(What this task involves): Each record below is to be reproduced without any change.

━━━ Data shown ━━━

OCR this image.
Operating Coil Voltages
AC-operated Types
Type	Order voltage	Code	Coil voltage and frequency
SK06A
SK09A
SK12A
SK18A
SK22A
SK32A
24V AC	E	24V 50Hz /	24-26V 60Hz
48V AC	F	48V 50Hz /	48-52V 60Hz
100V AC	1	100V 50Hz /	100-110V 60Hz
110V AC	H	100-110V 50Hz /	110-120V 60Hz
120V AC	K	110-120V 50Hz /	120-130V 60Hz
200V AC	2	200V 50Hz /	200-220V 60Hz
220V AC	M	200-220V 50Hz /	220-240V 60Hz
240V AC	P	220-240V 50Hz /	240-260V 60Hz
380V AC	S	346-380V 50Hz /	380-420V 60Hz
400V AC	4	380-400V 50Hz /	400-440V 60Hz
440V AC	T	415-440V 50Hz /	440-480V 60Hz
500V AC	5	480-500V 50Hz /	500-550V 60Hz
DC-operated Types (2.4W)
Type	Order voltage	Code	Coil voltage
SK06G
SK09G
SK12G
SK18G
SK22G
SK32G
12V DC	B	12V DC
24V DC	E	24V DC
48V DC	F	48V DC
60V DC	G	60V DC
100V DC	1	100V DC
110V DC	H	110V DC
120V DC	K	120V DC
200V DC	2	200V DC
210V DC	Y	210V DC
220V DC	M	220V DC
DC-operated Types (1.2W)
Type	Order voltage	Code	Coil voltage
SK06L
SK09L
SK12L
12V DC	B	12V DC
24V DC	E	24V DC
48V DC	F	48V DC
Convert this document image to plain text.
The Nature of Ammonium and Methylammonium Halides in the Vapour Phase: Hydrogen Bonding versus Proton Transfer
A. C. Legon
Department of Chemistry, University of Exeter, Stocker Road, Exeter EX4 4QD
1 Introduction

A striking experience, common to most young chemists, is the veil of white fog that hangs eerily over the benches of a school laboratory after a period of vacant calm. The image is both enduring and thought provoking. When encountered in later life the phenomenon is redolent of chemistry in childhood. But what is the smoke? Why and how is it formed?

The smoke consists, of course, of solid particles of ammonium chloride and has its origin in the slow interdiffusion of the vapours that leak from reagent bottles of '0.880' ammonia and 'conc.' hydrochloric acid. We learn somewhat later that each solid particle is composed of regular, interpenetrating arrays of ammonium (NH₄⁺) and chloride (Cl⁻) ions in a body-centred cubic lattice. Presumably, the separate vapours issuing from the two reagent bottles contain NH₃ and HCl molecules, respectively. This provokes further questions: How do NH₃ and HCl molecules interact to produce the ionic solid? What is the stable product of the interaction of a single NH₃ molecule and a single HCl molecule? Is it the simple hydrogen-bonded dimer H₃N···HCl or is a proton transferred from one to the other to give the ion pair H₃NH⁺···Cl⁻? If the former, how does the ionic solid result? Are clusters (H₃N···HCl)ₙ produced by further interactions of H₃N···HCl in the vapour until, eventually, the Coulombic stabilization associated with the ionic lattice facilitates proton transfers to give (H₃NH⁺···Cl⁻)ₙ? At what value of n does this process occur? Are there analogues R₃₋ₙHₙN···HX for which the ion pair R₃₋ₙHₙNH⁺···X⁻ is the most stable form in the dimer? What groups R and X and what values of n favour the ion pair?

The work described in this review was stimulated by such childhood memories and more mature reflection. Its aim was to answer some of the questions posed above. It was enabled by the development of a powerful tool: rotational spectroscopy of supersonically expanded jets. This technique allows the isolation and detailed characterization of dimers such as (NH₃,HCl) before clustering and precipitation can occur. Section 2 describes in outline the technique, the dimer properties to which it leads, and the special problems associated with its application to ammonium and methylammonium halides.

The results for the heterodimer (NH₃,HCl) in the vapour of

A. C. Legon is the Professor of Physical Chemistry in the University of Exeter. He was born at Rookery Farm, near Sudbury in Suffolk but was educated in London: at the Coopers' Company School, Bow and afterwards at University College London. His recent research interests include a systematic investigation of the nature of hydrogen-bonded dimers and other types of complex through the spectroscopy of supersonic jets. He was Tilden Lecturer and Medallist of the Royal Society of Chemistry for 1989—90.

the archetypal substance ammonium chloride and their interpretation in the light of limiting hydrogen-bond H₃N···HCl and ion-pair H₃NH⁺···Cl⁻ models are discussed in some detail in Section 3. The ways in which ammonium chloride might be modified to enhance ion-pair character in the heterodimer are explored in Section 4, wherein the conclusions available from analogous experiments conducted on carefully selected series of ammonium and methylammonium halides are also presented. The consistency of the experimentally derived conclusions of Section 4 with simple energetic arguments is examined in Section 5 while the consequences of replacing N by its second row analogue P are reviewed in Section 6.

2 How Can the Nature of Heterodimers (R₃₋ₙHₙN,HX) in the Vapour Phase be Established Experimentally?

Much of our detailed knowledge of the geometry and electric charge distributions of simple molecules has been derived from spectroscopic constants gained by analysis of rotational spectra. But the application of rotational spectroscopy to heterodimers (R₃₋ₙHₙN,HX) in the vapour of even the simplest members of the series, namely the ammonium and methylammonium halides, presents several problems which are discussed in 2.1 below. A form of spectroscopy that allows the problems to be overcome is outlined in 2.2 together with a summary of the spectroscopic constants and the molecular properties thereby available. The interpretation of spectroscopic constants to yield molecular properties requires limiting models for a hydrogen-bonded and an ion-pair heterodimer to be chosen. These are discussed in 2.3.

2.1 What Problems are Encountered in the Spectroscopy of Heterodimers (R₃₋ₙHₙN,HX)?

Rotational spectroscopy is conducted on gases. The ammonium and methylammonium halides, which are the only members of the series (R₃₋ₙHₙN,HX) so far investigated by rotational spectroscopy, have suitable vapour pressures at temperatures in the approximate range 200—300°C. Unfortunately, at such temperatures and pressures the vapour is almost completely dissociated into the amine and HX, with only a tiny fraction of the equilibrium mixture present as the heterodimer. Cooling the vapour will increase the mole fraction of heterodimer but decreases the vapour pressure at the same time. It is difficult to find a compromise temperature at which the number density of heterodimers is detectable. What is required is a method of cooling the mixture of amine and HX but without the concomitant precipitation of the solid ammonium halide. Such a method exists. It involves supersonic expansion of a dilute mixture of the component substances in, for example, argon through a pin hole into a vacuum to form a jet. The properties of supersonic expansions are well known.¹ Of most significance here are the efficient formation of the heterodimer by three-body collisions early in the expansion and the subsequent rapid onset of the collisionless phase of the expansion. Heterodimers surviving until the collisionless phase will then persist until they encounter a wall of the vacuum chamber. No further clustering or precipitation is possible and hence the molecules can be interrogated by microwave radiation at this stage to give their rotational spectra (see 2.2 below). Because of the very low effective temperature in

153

━━━

(Solution for this exercise):
OCR this image.
Operating Coil Voltages
AC-operated Types
Type	Order voltage	Code	Coil voltage and frequency
SK06A
SK09A
SK12A
SK18A
SK22A
SK32A
24V AC	E	24V 50Hz /	24-26V 60Hz
48V AC	F	48V 50Hz /	48-52V 60Hz
100V AC	1	100V 50Hz /	100-110V 60Hz
110V AC	H	100-110V 50Hz /	110-120V 60Hz
120V AC	K	110-120V 50Hz /	120-130V 60Hz
200V AC	2	200V 50Hz /	200-220V 60Hz
220V AC	M	200-220V 50Hz /	220-240V 60Hz
240V AC	P	220-240V 50Hz /	240-260V 60Hz
380V AC	S	346-380V 50Hz /	380-420V 60Hz
400V AC	4	380-400V 50Hz /	400-440V 60Hz
440V AC	T	415-440V 50Hz /	440-480V 60Hz
500V AC	5	480-500V 50Hz /	500-550V 60Hz
DC-operated Types (2.4W)
Type	Order voltage	Code	Coil voltage
SK06G
SK09G
SK12G
SK18G
SK22G
SK32G
12V DC	B	12V DC
24V DC	E	24V DC
48V DC	F	48V DC
60V DC	G	60V DC
100V DC	1	100V DC
110V DC	H	110V DC
120V DC	K	120V DC
200V DC	2	200V DC
210V DC	Y	210V DC
220V DC	M	220V DC
DC-operated Types (1.2W)
Type	Order voltage	Code	Coil voltage
SK06L
SK09L
SK12L
12V DC	B	12V DC
24V DC	E	24V DC
48V DC	F	48V DC
Convert this document image to plain text.
The Nature of Ammonium and Methylammonium Halides in the Vapour Phase: Hydrogen Bonding versus Proton Transfer
A. C. Legon
Department of Chemistry, University of Exeter, Stocker Road, Exeter EX4 4QD
1 Introduction

A striking experience, common to most young chemists, is the veil of white fog that hangs eerily over the benches of a school laboratory after a period of vacant calm. The image is both enduring and thought provoking. When encountered in later life the phenomenon is redolent of chemistry in childhood. But what is the smoke? Why and how is it formed?

The smoke consists, of course, of solid particles of ammonium chloride and has its origin in the slow interdiffusion of the vapours that leak from reagent bottles of '0.880' ammonia and 'conc.' hydrochloric acid. We learn somewhat later that each solid particle is composed of regular, interpenetrating arrays of ammonium (NH₄⁺) and chloride (Cl⁻) ions in a body-centred cubic lattice. Presumably, the separate vapours issuing from the two reagent bottles contain NH₃ and HCl molecules, respectively. This provokes further questions: How do NH₃ and HCl molecules interact to produce the ionic solid? What is the stable product of the interaction of a single NH₃ molecule and a single HCl molecule? Is it the simple hydrogen-bonded dimer H₃N···HCl or is a proton transferred from one to the other to give the ion pair H₃NH⁺···Cl⁻? If the former, how does the ionic solid result? Are clusters (H₃N···HCl)ₙ produced by further interactions of H₃N···HCl in the vapour until, eventually, the Coulombic stabilization associated with the ionic lattice facilitates proton transfers to give (H₃NH⁺···Cl⁻)ₙ? At what value of n does this process occur? Are there analogues R₃₋ₙHₙN···HX for which the ion pair R₃₋ₙHₙNH⁺···X⁻ is the most stable form in the dimer? What groups R and X and what values of n favour the ion pair?

The work described in this review was stimulated by such childhood memories and more mature reflection. Its aim was to answer some of the questions posed above. It was enabled by the development of a powerful tool: rotational spectroscopy of supersonically expanded jets. This technique allows the isolation and detailed characterization of dimers such as (NH₃,HCl) before clustering and precipitation can occur. Section 2 describes in outline the technique, the dimer properties to which it leads, and the special problems associated with its application to ammonium and methylammonium halides.

The results for the heterodimer (NH₃,HCl) in the vapour of

A. C. Legon is the Professor of Physical Chemistry in the University of Exeter. He was born at Rookery Farm, near Sudbury in Suffolk but was educated in London: at the Coopers' Company School, Bow and afterwards at University College London. His recent research interests include a systematic investigation of the nature of hydrogen-bonded dimers and other types of complex through the spectroscopy of supersonic jets. He was Tilden Lecturer and Medallist of the Royal Society of Chemistry for 1989—90.

the archetypal substance ammonium chloride and their interpretation in the light of limiting hydrogen-bond H₃N···HCl and ion-pair H₃NH⁺···Cl⁻ models are discussed in some detail in Section 3. The ways in which ammonium chloride might be modified to enhance ion-pair character in the heterodimer are explored in Section 4, wherein the conclusions available from analogous experiments conducted on carefully selected series of ammonium and methylammonium halides are also presented. The consistency of the experimentally derived conclusions of Section 4 with simple energetic arguments is examined in Section 5 while the consequences of replacing N by its second row analogue P are reviewed in Section 6.

2 How Can the Nature of Heterodimers (R₃₋ₙHₙN,HX) in the Vapour Phase be Established Experimentally?

Much of our detailed knowledge of the geometry and electric charge distributions of simple molecules has been derived from spectroscopic constants gained by analysis of rotational spectra. But the application of rotational spectroscopy to heterodimers (R₃₋ₙHₙN,HX) in the vapour of even the simplest members of the series, namely the ammonium and methylammonium halides, presents several problems which are discussed in 2.1 below. A form of spectroscopy that allows the problems to be overcome is outlined in 2.2 together with a summary of the spectroscopic constants and the molecular properties thereby available. The interpretation of spectroscopic constants to yield molecular properties requires limiting models for a hydrogen-bonded and an ion-pair heterodimer to be chosen. These are discussed in 2.3.

2.1 What Problems are Encountered in the Spectroscopy of Heterodimers (R₃₋ₙHₙN,HX)?

Rotational spectroscopy is conducted on gases. The ammonium and methylammonium halides, which are the only members of the series (R₃₋ₙHₙN,HX) so far investigated by rotational spectroscopy, have suitable vapour pressures at temperatures in the approximate range 200—300°C. Unfortunately, at such temperatures and pressures the vapour is almost completely dissociated into the amine and HX, with only a tiny fraction of the equilibrium mixture present as the heterodimer. Cooling the vapour will increase the mole fraction of heterodimer but decreases the vapour pressure at the same time. It is difficult to find a compromise temperature at which the number density of heterodimers is detectable. What is required is a method of cooling the mixture of amine and HX but without the concomitant precipitation of the solid ammonium halide. Such a method exists. It involves supersonic expansion of a dilute mixture of the component substances in, for example, argon through a pin hole into a vacuum to form a jet. The properties of supersonic expansions are well known.¹ Of most significance here are the efficient formation of the heterodimer by three-body collisions early in the expansion and the subsequent rapid onset of the collisionless phase of the expansion. Heterodimers surviving until the collisionless phase will then persist until they encounter a wall of the vacuum chamber. No further clustering or precipitation is possible and hence the molecules can be interrogated by microwave radiation at this stage to give their rotational spectra (see 2.2 below). Because of the very low effective temperature in

153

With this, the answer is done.